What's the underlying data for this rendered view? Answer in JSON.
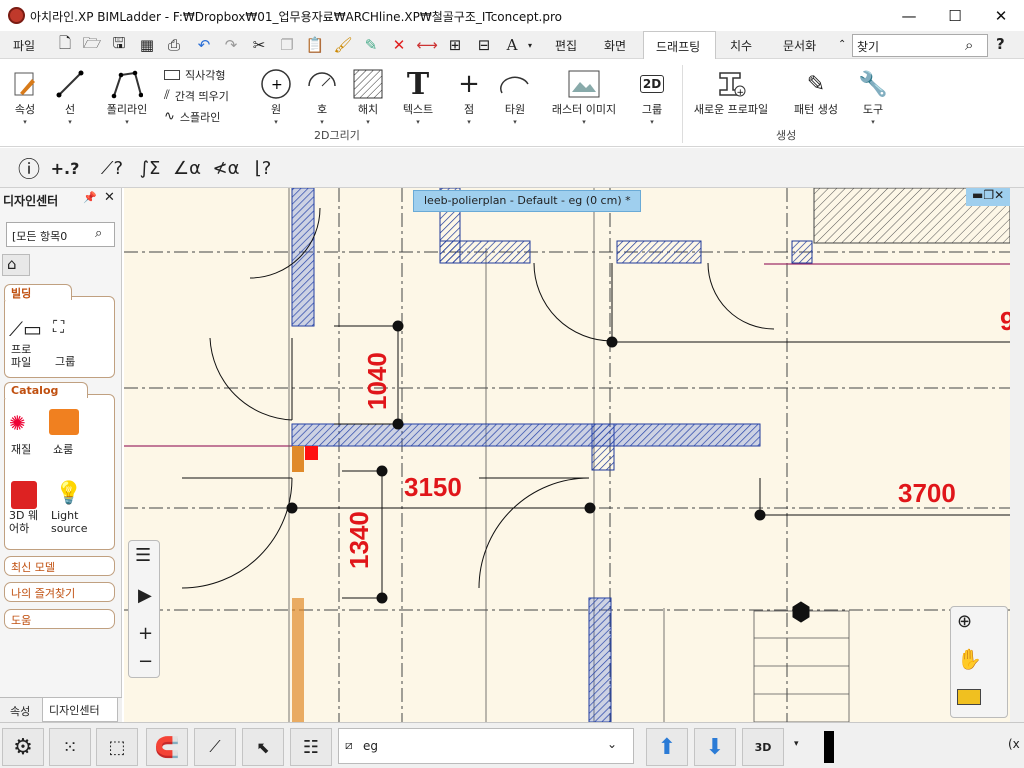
{
  "window": {
    "title": "아치라인.XP BIMLadder -  F:₩Dropbox₩01_업무용자료₩ARCHline.XP₩철골구조_ITconcept.pro"
  },
  "menu": {
    "file": "파일",
    "edit": "편집",
    "view": "화면",
    "drafting": "드래프팅",
    "dimension": "치수",
    "document": "문서화",
    "search_value": "찾기",
    "help": "?"
  },
  "ribbon": {
    "buttons": {
      "properties": "속성",
      "line": "선",
      "polyline": "폴리라인",
      "circle": "원",
      "arc": "호",
      "hatch": "해치",
      "text": "텍스트",
      "point": "점",
      "ellipse": "타원",
      "raster": "래스터 이미지",
      "group": "그룹",
      "new_profile": "새로운 프로파일",
      "pattern": "패턴 생성",
      "tools": "도구"
    },
    "small": {
      "rectangle": "직사각형",
      "offset": "간격 띄우기",
      "spline": "스플라인"
    },
    "group_labels": {
      "draw2d": "2D그리기",
      "create": "생성"
    },
    "badge_2d": "2D"
  },
  "leftpanel": {
    "title": "디자인센터",
    "search_value": "[모든 항목0",
    "building": {
      "label": "빌딩",
      "profile": "프로\n파일",
      "group": "그룹"
    },
    "catalog": {
      "label": "Catalog",
      "material": "재질",
      "sofa": "쇼룸",
      "web3d": "3D 웨\n어하",
      "light": "Light\nsource"
    },
    "recent": "최신 모델",
    "favorites": "나의 즐겨찾기",
    "help": "도움",
    "tabs": {
      "properties": "속성",
      "designcenter": "디자인센터"
    }
  },
  "canvas": {
    "tab_title": "leeb-polierplan - Default - eg (0 cm) *",
    "dims": {
      "d1040": "1040",
      "d1340": "1340",
      "d3150": "3150",
      "d3700": "3700",
      "d9": "9"
    }
  },
  "statusbar": {
    "layer_value": "eg",
    "hammer_label": "3D",
    "coord": "(x"
  },
  "colors": {
    "wall": "#3f63d9",
    "dim": "#e0161a",
    "bg": "#fdf7e7",
    "active_tab": "#9fcfee"
  }
}
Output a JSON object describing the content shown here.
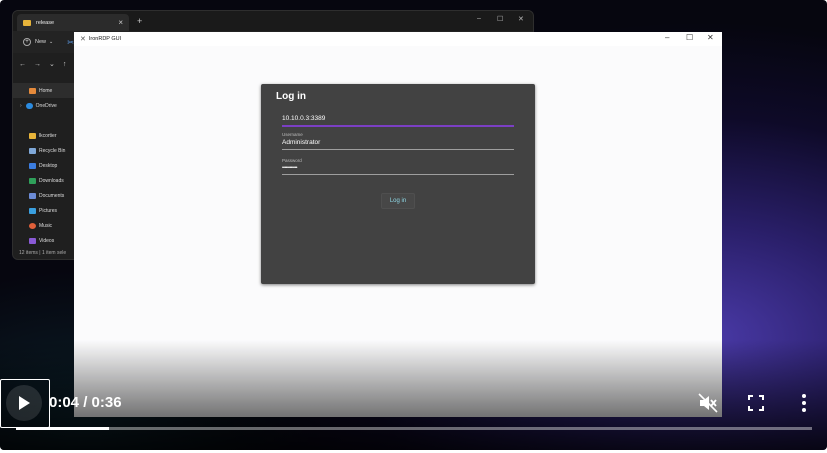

------------------------------------------------

### Exercise aim
Only lines with the word "JSON" are wanted, so copy each one from the records.

### Response to the exercise
What's the underlying data for this rendered view? Answer in JSON.
Output a JSON object describing the content shown here.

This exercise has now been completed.